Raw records
· · · · ·

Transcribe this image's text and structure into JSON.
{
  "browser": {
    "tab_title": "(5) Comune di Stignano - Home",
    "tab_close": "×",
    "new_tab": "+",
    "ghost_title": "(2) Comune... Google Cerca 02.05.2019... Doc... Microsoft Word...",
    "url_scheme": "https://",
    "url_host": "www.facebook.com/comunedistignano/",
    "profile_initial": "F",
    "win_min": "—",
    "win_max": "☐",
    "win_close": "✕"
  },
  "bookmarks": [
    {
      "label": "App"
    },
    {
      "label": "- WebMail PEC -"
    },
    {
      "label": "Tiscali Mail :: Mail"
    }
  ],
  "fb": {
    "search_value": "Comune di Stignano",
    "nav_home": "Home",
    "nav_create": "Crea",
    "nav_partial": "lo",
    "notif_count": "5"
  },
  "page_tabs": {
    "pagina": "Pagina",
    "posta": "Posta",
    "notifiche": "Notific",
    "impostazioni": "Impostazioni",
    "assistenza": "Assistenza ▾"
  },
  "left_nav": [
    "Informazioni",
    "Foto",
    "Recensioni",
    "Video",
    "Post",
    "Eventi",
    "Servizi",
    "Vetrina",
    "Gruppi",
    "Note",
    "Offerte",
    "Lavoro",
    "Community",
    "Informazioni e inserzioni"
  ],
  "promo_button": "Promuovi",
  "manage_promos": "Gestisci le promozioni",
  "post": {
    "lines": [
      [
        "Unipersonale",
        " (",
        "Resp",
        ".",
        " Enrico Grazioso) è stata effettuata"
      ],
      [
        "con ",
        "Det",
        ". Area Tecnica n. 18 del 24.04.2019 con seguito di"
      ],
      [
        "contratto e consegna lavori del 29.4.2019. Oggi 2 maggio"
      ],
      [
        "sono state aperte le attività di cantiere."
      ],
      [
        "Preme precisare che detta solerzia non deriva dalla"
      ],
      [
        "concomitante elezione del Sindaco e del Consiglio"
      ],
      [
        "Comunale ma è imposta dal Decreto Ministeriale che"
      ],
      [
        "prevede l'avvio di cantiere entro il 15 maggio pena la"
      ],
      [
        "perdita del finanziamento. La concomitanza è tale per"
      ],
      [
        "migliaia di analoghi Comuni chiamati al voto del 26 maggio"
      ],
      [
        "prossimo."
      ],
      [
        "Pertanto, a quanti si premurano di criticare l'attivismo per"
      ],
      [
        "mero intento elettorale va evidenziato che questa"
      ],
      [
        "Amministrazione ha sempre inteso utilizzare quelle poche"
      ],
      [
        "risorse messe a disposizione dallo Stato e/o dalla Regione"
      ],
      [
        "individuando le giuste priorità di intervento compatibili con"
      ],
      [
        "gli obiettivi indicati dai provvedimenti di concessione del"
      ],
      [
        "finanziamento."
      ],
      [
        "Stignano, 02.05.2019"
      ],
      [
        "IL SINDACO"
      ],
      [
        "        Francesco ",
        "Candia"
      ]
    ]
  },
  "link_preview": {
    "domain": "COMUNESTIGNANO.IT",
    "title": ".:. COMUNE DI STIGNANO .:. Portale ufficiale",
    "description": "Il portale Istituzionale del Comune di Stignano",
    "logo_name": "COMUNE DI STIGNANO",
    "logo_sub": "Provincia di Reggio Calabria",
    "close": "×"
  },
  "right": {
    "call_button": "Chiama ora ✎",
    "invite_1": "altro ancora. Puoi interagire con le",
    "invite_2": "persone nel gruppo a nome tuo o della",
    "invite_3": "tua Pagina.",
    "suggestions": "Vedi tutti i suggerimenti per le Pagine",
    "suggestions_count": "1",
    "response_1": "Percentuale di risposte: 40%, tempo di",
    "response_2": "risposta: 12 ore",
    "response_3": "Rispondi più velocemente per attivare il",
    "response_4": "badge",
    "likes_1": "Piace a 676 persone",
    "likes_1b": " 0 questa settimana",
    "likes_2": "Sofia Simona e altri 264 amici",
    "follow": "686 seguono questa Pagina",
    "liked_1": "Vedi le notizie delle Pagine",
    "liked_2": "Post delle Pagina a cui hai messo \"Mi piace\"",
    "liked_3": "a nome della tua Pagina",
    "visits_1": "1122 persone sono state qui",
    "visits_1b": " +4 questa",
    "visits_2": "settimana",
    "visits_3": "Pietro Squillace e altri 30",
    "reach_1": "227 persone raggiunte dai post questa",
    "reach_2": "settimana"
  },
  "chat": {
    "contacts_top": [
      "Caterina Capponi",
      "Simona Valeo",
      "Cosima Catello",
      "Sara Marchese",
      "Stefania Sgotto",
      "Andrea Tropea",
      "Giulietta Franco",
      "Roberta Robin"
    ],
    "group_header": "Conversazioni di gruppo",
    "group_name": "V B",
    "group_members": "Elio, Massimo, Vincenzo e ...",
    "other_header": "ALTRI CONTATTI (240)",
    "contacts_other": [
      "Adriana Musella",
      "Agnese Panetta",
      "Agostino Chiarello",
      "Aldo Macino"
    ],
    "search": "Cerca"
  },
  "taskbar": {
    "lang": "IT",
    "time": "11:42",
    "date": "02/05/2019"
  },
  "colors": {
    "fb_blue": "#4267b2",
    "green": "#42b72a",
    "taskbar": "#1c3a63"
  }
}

· · · · ·

SET TASK
Give back the data above exactly as it appears.

OUTPUT OF THE TASK
Transcribe this image's text and structure into JSON.
{
  "browser": {
    "tab_title": "(5) Comune di Stignano - Home",
    "tab_close": "×",
    "new_tab": "+",
    "ghost_title": "(2) Comune... Google Cerca 02.05.2019... Doc... Microsoft Word...",
    "url_scheme": "https://",
    "url_host": "www.facebook.com/comunedistignano/",
    "profile_initial": "F",
    "win_min": "—",
    "win_max": "☐",
    "win_close": "✕"
  },
  "bookmarks": [
    {
      "label": "App"
    },
    {
      "label": "- WebMail PEC -"
    },
    {
      "label": "Tiscali Mail :: Mail"
    }
  ],
  "fb": {
    "search_value": "Comune di Stignano",
    "nav_home": "Home",
    "nav_create": "Crea",
    "nav_partial": "lo",
    "notif_count": "5"
  },
  "page_tabs": {
    "pagina": "Pagina",
    "posta": "Posta",
    "notifiche": "Notific",
    "impostazioni": "Impostazioni",
    "assistenza": "Assistenza ▾"
  },
  "left_nav": [
    "Informazioni",
    "Foto",
    "Recensioni",
    "Video",
    "Post",
    "Eventi",
    "Servizi",
    "Vetrina",
    "Gruppi",
    "Note",
    "Offerte",
    "Lavoro",
    "Community",
    "Informazioni e inserzioni"
  ],
  "promo_button": "Promuovi",
  "manage_promos": "Gestisci le promozioni",
  "post": {
    "lines": [
      [
        "Unipersonale",
        " (",
        "Resp",
        ".",
        " Enrico Grazioso) è stata effettuata"
      ],
      [
        "con ",
        "Det",
        ". Area Tecnica n. 18 del 24.04.2019 con seguito di"
      ],
      [
        "contratto e consegna lavori del 29.4.2019. Oggi 2 maggio"
      ],
      [
        "sono state aperte le attività di cantiere."
      ],
      [
        "Preme precisare che detta solerzia non deriva dalla"
      ],
      [
        "concomitante elezione del Sindaco e del Consiglio"
      ],
      [
        "Comunale ma è imposta dal Decreto Ministeriale che"
      ],
      [
        "prevede l'avvio di cantiere entro il 15 maggio pena la"
      ],
      [
        "perdita del finanziamento. La concomitanza è tale per"
      ],
      [
        "migliaia di analoghi Comuni chiamati al voto del 26 maggio"
      ],
      [
        "prossimo."
      ],
      [
        "Pertanto, a quanti si premurano di criticare l'attivismo per"
      ],
      [
        "mero intento elettorale va evidenziato che questa"
      ],
      [
        "Amministrazione ha sempre inteso utilizzare quelle poche"
      ],
      [
        "risorse messe a disposizione dallo Stato e/o dalla Regione"
      ],
      [
        "individuando le giuste priorità di intervento compatibili con"
      ],
      [
        "gli obiettivi indicati dai provvedimenti di concessione del"
      ],
      [
        "finanziamento."
      ],
      [
        "Stignano, 02.05.2019"
      ],
      [
        "IL SINDACO"
      ],
      [
        "        Francesco ",
        "Candia"
      ]
    ]
  },
  "link_preview": {
    "domain": "COMUNESTIGNANO.IT",
    "title": ".:. COMUNE DI STIGNANO .:. Portale ufficiale",
    "description": "Il portale Istituzionale del Comune di Stignano",
    "logo_name": "COMUNE DI STIGNANO",
    "logo_sub": "Provincia di Reggio Calabria",
    "close": "×"
  },
  "right": {
    "call_button": "Chiama ora ✎",
    "invite_1": "altro ancora. Puoi interagire con le",
    "invite_2": "persone nel gruppo a nome tuo o della",
    "invite_3": "tua Pagina.",
    "suggestions": "Vedi tutti i suggerimenti per le Pagine",
    "suggestions_count": "1",
    "response_1": "Percentuale di risposte: 40%, tempo di",
    "response_2": "risposta: 12 ore",
    "response_3": "Rispondi più velocemente per attivare il",
    "response_4": "badge",
    "likes_1": "Piace a 676 persone",
    "likes_1b": " 0 questa settimana",
    "likes_2": "Sofia Simona e altri 264 amici",
    "follow": "686 seguono questa Pagina",
    "liked_1": "Vedi le notizie delle Pagine",
    "liked_2": "Post delle Pagina a cui hai messo \"Mi piace\"",
    "liked_3": "a nome della tua Pagina",
    "visits_1": "1122 persone sono state qui",
    "visits_1b": " +4 questa",
    "visits_2": "settimana",
    "visits_3": "Pietro Squillace e altri 30",
    "reach_1": "227 persone raggiunte dai post questa",
    "reach_2": "settimana"
  },
  "chat": {
    "contacts_top": [
      "Caterina Capponi",
      "Simona Valeo",
      "Cosima Catello",
      "Sara Marchese",
      "Stefania Sgotto",
      "Andrea Tropea",
      "Giulietta Franco",
      "Roberta Robin"
    ],
    "group_header": "Conversazioni di gruppo",
    "group_name": "V B",
    "group_members": "Elio, Massimo, Vincenzo e ...",
    "other_header": "ALTRI CONTATTI (240)",
    "contacts_other": [
      "Adriana Musella",
      "Agnese Panetta",
      "Agostino Chiarello",
      "Aldo Macino"
    ],
    "search": "Cerca"
  },
  "taskbar": {
    "lang": "IT",
    "time": "11:42",
    "date": "02/05/2019"
  },
  "colors": {
    "fb_blue": "#4267b2",
    "green": "#42b72a",
    "taskbar": "#1c3a63"
  }
}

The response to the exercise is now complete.